Start of Provided records

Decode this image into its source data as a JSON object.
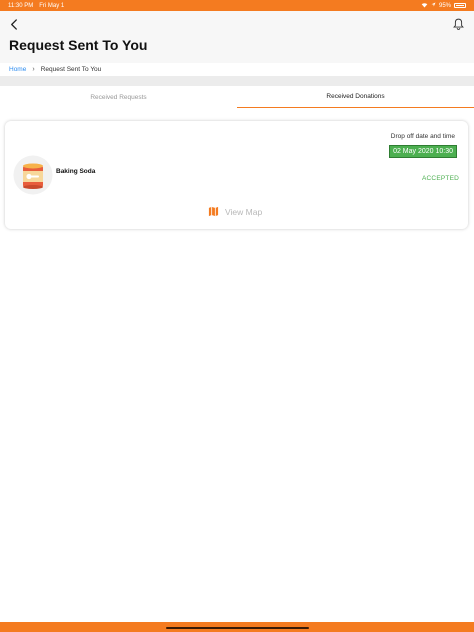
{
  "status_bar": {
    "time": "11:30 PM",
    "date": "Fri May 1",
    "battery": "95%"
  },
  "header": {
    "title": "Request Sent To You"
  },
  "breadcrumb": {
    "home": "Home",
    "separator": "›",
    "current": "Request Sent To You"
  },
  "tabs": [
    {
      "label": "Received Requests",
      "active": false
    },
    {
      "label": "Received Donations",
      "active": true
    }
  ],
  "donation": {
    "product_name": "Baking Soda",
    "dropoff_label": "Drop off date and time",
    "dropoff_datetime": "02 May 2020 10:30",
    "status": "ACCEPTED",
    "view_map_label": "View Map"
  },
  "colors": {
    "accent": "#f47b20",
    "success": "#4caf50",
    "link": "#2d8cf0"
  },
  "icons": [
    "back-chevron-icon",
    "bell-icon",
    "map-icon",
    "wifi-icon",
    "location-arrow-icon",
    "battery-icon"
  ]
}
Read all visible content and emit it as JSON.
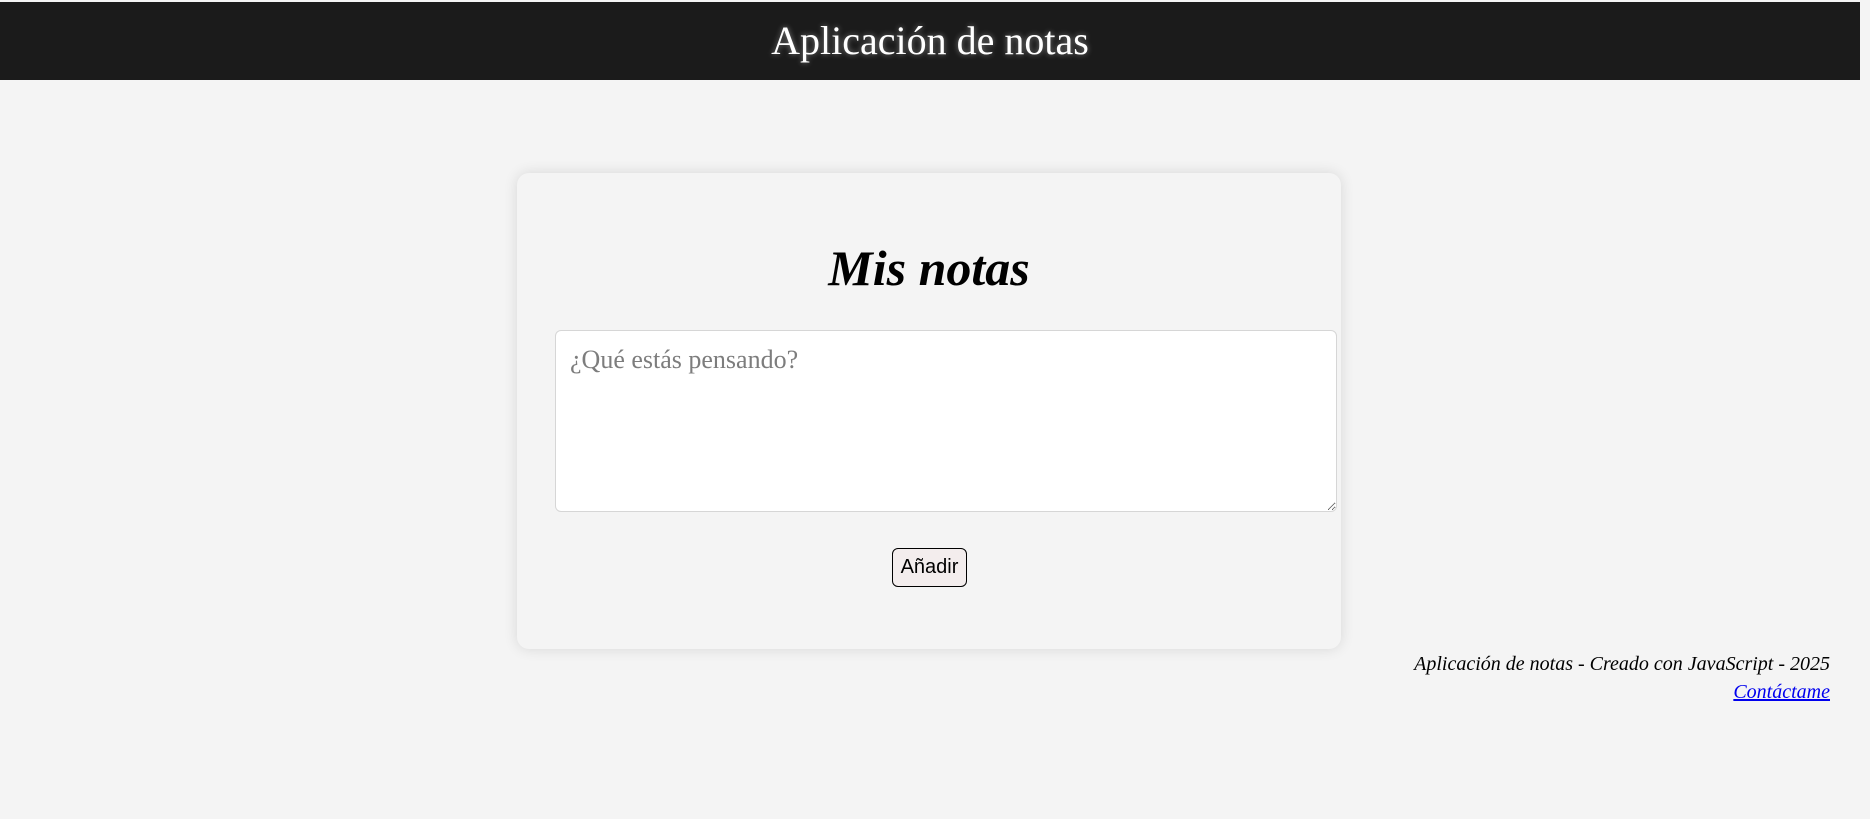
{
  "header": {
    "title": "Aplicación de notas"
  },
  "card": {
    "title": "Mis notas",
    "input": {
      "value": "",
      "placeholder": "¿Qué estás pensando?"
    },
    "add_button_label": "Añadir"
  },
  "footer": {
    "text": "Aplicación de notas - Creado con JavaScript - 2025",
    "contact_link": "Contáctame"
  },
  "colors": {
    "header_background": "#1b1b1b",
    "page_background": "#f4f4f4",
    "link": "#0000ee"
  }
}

End of Provided records

→ **Given problem**
The word "Received" may occur in lines of the records. Report how many such lines there are, giving only the number.

→ **Response to the exercise**
2